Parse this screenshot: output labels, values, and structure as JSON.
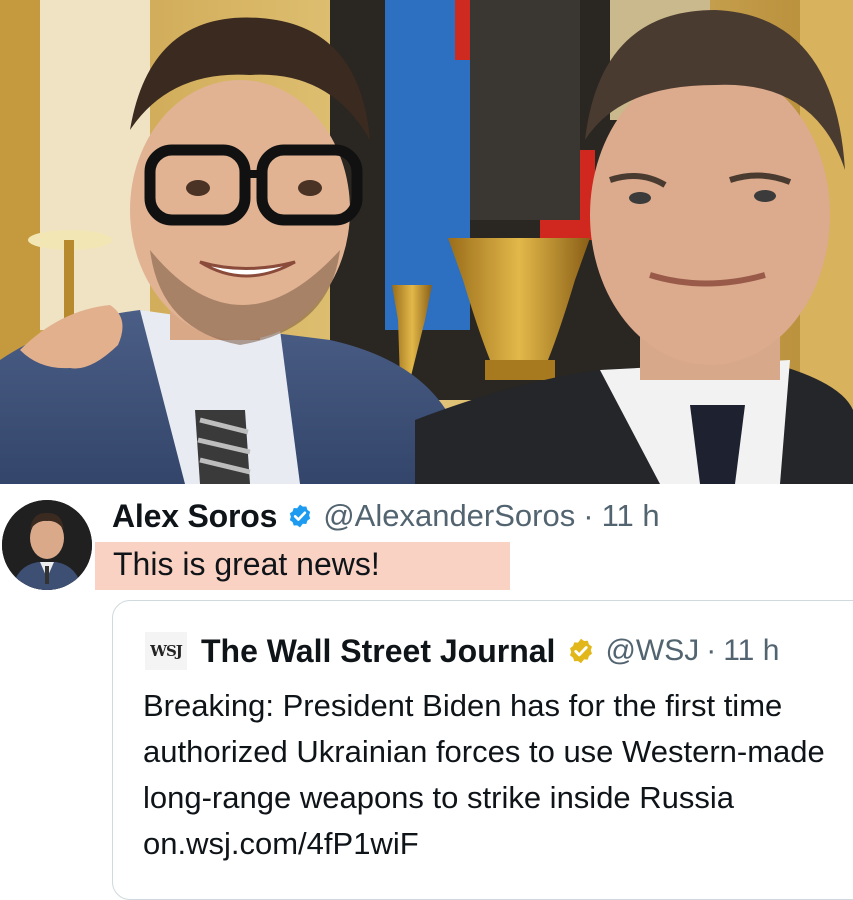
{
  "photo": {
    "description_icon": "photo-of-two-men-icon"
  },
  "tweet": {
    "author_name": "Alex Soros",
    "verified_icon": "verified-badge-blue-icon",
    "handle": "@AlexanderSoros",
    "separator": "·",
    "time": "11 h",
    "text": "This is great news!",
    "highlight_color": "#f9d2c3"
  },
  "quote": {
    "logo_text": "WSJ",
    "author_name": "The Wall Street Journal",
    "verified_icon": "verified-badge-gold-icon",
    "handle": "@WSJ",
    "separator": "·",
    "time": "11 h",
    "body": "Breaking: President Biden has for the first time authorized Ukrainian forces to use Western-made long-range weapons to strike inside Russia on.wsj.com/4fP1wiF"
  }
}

====

## To be done
Look for lines containing the string "photo" and copy them all.

## Full solution
  "photo": {
    "description_icon": "photo-of-two-men-icon"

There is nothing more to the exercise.